> _Task instructions_: An exact copy of all the data is required, with pictures left out.

### Material provided ###

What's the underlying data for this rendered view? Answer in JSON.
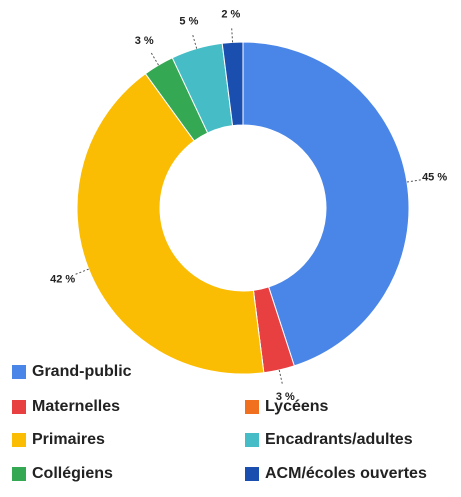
{
  "chart_data": {
    "type": "donut",
    "categories": [
      "Grand-public",
      "Maternelles",
      "Lycéens",
      "Primaires",
      "Collégiens",
      "Encadrants/adultes",
      "ACM/écoles ouvertes"
    ],
    "values": [
      45,
      3,
      0,
      42,
      3,
      5,
      2
    ],
    "value_labels": [
      "45 %",
      "3 %",
      null,
      "42 %",
      "3 %",
      "5 %",
      "2 %"
    ],
    "colors": [
      "#4a86e8",
      "#e84040",
      "#f07020",
      "#fbbc04",
      "#34a853",
      "#46bdc6",
      "#1a4fb0"
    ],
    "legend": "bottom"
  }
}
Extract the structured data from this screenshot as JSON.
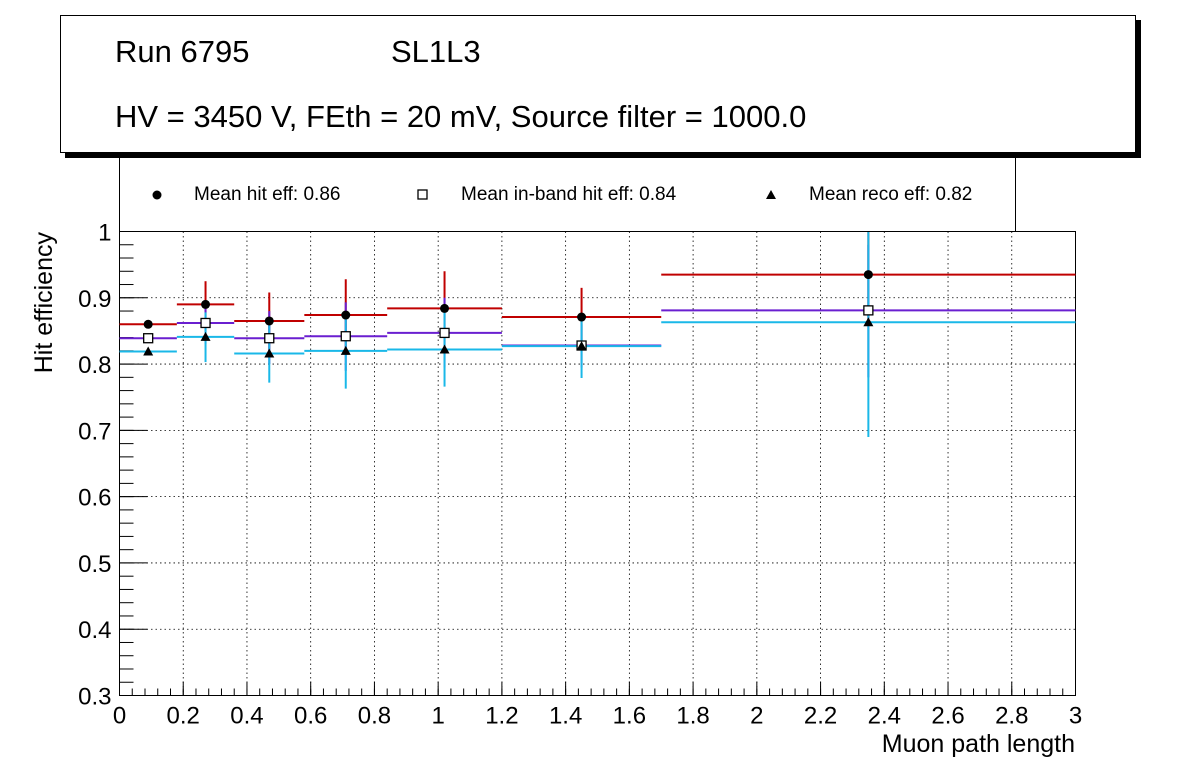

###

> _Response for this exercise_:
What's the underlying data for this rendered view? Answer in JSON.
{
  "chart_data": {
    "type": "donut",
    "categories": [
      "Grand-public",
      "Maternelles",
      "Lycéens",
      "Primaires",
      "Collégiens",
      "Encadrants/adultes",
      "ACM/écoles ouvertes"
    ],
    "values": [
      45,
      3,
      0,
      42,
      3,
      5,
      2
    ],
    "value_labels": [
      "45 %",
      "3 %",
      null,
      "42 %",
      "3 %",
      "5 %",
      "2 %"
    ],
    "colors": [
      "#4a86e8",
      "#e84040",
      "#f07020",
      "#fbbc04",
      "#34a853",
      "#46bdc6",
      "#1a4fb0"
    ],
    "legend": "bottom"
  }
}
Extract the structured data from this screenshot as JSON.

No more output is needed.